## Problem to solve:
In the data below, find every line that has the string "Curncy", and copy it.

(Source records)
----------
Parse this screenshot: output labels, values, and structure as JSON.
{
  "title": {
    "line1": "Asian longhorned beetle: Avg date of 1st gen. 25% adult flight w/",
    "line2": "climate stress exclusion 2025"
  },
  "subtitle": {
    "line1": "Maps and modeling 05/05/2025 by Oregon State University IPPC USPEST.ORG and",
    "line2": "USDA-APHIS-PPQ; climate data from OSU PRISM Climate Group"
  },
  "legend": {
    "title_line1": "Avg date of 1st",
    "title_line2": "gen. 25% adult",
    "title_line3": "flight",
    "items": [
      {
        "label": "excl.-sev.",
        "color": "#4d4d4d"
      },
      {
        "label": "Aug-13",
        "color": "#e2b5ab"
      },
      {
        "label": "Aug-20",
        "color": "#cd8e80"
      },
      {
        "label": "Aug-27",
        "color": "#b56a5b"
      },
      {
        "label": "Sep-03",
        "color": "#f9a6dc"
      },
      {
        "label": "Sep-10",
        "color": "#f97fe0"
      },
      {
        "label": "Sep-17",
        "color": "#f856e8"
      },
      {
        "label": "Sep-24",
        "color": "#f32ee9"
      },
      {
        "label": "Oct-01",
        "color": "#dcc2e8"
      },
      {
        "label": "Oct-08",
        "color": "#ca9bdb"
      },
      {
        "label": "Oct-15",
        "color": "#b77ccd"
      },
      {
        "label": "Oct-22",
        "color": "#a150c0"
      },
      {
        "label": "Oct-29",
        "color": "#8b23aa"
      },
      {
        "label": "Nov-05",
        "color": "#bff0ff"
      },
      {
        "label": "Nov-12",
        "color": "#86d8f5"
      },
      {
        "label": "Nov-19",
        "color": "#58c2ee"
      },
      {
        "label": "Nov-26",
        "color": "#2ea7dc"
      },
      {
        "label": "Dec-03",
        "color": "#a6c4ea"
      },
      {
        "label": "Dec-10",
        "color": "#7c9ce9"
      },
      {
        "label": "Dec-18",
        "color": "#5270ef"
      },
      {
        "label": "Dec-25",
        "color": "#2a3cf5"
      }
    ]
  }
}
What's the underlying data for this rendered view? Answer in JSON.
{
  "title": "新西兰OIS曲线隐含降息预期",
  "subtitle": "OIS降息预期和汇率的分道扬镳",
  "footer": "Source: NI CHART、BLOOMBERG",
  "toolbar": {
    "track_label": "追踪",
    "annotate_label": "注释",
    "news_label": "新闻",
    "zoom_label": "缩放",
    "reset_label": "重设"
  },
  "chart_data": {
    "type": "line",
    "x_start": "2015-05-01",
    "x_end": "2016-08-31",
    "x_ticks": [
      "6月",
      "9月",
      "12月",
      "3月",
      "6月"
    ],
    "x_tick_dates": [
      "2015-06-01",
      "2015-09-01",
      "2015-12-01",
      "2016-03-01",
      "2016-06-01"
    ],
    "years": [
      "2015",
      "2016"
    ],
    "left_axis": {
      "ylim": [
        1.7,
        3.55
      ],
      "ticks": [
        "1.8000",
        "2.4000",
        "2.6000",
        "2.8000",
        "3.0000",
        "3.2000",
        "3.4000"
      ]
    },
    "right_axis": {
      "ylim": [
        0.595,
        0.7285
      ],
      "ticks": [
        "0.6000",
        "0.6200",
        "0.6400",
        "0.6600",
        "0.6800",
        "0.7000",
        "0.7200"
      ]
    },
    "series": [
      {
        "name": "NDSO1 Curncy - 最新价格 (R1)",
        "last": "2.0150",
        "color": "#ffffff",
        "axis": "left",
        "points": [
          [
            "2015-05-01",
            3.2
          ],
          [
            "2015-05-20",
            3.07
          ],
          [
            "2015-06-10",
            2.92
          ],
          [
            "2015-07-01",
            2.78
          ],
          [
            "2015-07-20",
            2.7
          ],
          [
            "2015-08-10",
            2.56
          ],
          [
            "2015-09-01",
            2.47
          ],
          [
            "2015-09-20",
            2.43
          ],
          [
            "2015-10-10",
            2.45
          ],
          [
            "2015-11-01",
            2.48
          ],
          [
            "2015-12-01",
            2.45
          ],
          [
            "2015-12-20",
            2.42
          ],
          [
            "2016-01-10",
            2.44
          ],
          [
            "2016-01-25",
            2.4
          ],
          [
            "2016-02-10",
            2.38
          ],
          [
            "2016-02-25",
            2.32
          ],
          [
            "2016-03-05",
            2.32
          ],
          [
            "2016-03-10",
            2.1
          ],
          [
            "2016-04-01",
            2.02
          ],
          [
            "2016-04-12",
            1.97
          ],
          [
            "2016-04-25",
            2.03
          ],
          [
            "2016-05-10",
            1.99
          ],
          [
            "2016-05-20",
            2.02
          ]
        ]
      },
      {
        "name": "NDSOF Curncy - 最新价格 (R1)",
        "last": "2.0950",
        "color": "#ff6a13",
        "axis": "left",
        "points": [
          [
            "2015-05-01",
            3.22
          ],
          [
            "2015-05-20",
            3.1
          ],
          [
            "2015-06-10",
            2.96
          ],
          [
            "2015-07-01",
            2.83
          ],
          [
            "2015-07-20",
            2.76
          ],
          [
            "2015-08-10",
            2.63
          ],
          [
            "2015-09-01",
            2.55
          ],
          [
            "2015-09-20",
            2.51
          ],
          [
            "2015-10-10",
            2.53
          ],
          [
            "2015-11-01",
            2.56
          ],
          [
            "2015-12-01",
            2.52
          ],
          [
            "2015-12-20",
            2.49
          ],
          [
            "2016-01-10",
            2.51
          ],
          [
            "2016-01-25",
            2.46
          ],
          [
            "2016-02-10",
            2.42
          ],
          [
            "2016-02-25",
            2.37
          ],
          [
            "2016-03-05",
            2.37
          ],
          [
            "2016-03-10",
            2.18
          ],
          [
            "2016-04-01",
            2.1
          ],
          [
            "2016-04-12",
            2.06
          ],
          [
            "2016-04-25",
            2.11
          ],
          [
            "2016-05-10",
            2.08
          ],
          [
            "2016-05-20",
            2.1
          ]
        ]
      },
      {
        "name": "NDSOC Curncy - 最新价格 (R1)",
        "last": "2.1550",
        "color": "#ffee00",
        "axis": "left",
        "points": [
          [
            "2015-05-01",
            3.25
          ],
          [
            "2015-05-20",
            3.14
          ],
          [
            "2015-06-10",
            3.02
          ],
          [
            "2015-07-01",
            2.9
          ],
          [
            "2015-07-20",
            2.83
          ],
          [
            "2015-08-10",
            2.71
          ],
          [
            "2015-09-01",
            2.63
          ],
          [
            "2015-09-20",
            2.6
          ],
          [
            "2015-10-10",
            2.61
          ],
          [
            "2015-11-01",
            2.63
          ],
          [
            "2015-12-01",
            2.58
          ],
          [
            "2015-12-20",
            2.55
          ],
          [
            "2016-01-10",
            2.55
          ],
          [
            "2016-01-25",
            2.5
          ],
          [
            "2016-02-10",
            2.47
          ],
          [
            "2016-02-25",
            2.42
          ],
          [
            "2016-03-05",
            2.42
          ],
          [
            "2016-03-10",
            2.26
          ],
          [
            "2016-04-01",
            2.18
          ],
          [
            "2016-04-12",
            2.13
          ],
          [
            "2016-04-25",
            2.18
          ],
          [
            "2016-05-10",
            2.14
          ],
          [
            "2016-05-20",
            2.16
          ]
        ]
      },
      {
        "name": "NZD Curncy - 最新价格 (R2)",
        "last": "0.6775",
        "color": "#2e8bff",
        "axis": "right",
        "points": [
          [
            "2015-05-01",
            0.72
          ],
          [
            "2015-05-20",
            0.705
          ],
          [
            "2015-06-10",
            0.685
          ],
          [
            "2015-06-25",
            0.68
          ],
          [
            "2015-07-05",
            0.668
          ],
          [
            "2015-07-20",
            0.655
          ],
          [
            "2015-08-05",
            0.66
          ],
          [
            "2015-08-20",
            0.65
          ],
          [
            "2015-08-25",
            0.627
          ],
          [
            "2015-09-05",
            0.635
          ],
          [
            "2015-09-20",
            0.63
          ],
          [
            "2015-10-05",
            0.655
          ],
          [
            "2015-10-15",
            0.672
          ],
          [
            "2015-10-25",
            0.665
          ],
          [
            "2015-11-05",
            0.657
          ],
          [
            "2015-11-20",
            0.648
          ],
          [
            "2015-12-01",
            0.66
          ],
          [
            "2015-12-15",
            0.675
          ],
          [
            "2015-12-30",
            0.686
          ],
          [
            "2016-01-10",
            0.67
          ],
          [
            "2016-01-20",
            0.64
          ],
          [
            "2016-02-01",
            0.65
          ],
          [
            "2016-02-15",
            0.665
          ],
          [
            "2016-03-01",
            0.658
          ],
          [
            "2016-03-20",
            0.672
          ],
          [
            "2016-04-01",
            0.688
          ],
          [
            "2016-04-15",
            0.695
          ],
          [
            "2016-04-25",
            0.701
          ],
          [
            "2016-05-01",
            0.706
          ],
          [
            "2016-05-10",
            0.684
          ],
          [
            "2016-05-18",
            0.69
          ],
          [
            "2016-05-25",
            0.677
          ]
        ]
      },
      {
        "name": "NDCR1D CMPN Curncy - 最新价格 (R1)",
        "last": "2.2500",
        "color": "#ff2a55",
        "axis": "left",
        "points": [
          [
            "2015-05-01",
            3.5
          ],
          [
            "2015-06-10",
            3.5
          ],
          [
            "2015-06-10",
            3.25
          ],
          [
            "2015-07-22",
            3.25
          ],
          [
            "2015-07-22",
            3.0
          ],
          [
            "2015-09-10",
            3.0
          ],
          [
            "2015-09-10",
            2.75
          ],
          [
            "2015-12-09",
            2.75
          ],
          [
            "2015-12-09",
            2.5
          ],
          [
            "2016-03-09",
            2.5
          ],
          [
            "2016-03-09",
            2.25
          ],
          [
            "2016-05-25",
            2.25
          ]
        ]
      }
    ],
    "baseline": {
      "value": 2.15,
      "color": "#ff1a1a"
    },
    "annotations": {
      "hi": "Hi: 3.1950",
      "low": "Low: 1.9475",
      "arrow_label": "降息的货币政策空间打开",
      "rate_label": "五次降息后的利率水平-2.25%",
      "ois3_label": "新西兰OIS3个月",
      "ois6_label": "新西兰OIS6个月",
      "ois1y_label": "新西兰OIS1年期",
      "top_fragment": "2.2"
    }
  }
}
----------
## Result of this exercise:
        "name": "NDSO1 Curncy - 最新价格 (R1)",
        "name": "NDSOF Curncy - 最新价格 (R1)",
        "name": "NDSOC Curncy - 最新价格 (R1)",
        "name": "NZD Curncy - 最新价格 (R2)",
        "name": "NDCR1D CMPN Curncy - 最新价格 (R1)",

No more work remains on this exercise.